RECORD LIST:
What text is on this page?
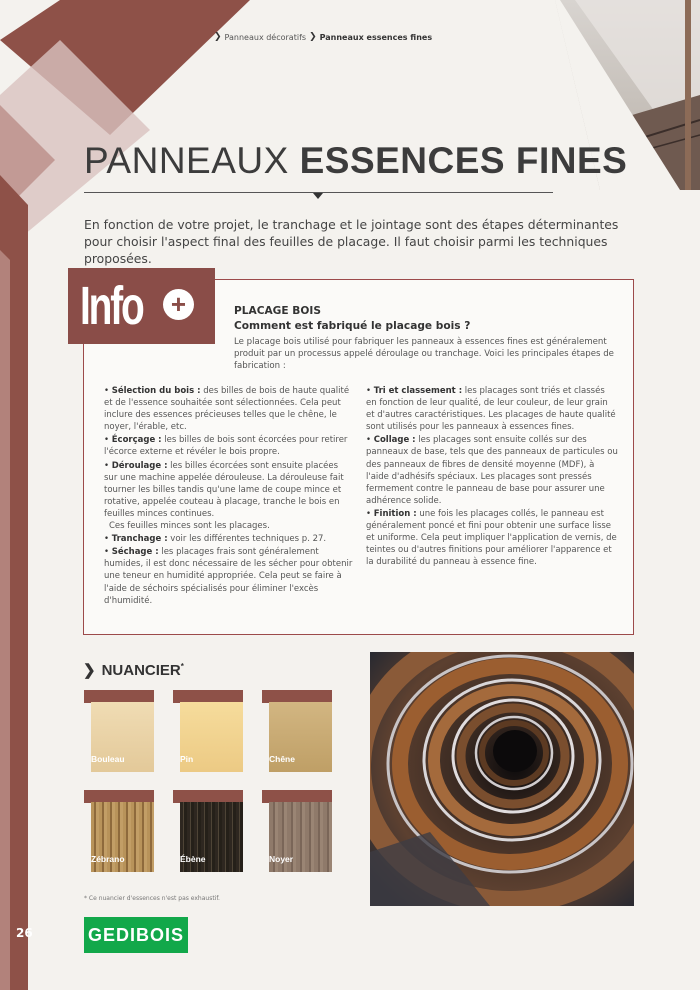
❯ Panneaux décoratifs ❯ Panneaux essences fines
PANNEAUX ESSENCES FINES

En fonction de votre projet, le tranchage et le jointage sont des étapes déterminantes pour choisir l'aspect final des feuilles de placage. Il faut choisir parmi les techniques proposées.

Info	+	PLACAGE BOIS
Comment est fabriqué le placage bois ?

Le placage bois utilisé pour fabriquer les panneaux à essences fines est généralement produit par un processus appelé déroulage ou tranchage. Voici les principales étapes de fabrication :

• Sélection du bois : des billes de bois de haute qualité et de l'essence souhaitée sont sélectionnées. Cela peut inclure des essences précieuses telles que le chêne, le noyer, l'érable, etc.

• Écorçage : les billes de bois sont écorcées pour retirer l'écorce externe et révéler le bois propre.

• Déroulage : les billes écorcées sont ensuite placées sur une machine appelée dérouleuse. La dérouleuse fait tourner les billes tandis qu'une lame de coupe mince et rotative, appelée couteau à placage, tranche le bois en feuilles minces continues.

Ces feuilles minces sont les placages.

• Tranchage : voir les différentes techniques p. 27.

• Séchage : les placages frais sont généralement humides, il est donc nécessaire de les sécher pour obtenir une teneur en humidité appropriée. Cela peut se faire à l'aide de séchoirs spécialisés pour éliminer l'excès d'humidité.

• Tri et classement : les placages sont triés et classés en fonction de leur qualité, de leur couleur, de leur grain et d'autres caractéristiques. Les placages de haute qualité sont utilisés pour les panneaux à essences fines.

• Collage : les placages sont ensuite collés sur des panneaux de base, tels que des panneaux de particules ou des panneaux de fibres de densité moyenne (MDF), à l'aide d'adhésifs spéciaux. Les placages sont pressés fermement contre le panneau de base pour assurer une adhérence solide.

• Finition : une fois les placages collés, le panneau est généralement poncé et fini pour obtenir une surface lisse et uniforme. Cela peut impliquer l'application de vernis, de teintes ou d'autres finitions pour améliorer l'apparence et la durabilité du panneau à essence fine.

❯ NUANCIER*
Bouleau	Pin	Chêne
Zébrano	Ébène	Noyer
* Ce nuancier d'essences n'est pas exhaustif.
26	GEDIBOIS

WORK TO COMPLETE: Without including any picture, repeat the data exactly.

TASK ANSWER:
What text is on this page?
❯ Panneaux décoratifs ❯ Panneaux essences fines
PANNEAUX ESSENCES FINES

En fonction de votre projet, le tranchage et le jointage sont des étapes déterminantes pour choisir l'aspect final des feuilles de placage. Il faut choisir parmi les techniques proposées.

Info	+	PLACAGE BOIS
Comment est fabriqué le placage bois ?

Le placage bois utilisé pour fabriquer les panneaux à essences fines est généralement produit par un processus appelé déroulage ou tranchage. Voici les principales étapes de fabrication :

• Sélection du bois : des billes de bois de haute qualité et de l'essence souhaitée sont sélectionnées. Cela peut inclure des essences précieuses telles que le chêne, le noyer, l'érable, etc.

• Écorçage : les billes de bois sont écorcées pour retirer l'écorce externe et révéler le bois propre.

• Déroulage : les billes écorcées sont ensuite placées sur une machine appelée dérouleuse. La dérouleuse fait tourner les billes tandis qu'une lame de coupe mince et rotative, appelée couteau à placage, tranche le bois en feuilles minces continues.

Ces feuilles minces sont les placages.

• Tranchage : voir les différentes techniques p. 27.

• Séchage : les placages frais sont généralement humides, il est donc nécessaire de les sécher pour obtenir une teneur en humidité appropriée. Cela peut se faire à l'aide de séchoirs spécialisés pour éliminer l'excès d'humidité.

• Tri et classement : les placages sont triés et classés en fonction de leur qualité, de leur couleur, de leur grain et d'autres caractéristiques. Les placages de haute qualité sont utilisés pour les panneaux à essences fines.

• Collage : les placages sont ensuite collés sur des panneaux de base, tels que des panneaux de particules ou des panneaux de fibres de densité moyenne (MDF), à l'aide d'adhésifs spéciaux. Les placages sont pressés fermement contre le panneau de base pour assurer une adhérence solide.

• Finition : une fois les placages collés, le panneau est généralement poncé et fini pour obtenir une surface lisse et uniforme. Cela peut impliquer l'application de vernis, de teintes ou d'autres finitions pour améliorer l'apparence et la durabilité du panneau à essence fine.

❯ NUANCIER*
Bouleau	Pin	Chêne
Zébrano	Ébène	Noyer
* Ce nuancier d'essences n'est pas exhaustif.
26	GEDIBOIS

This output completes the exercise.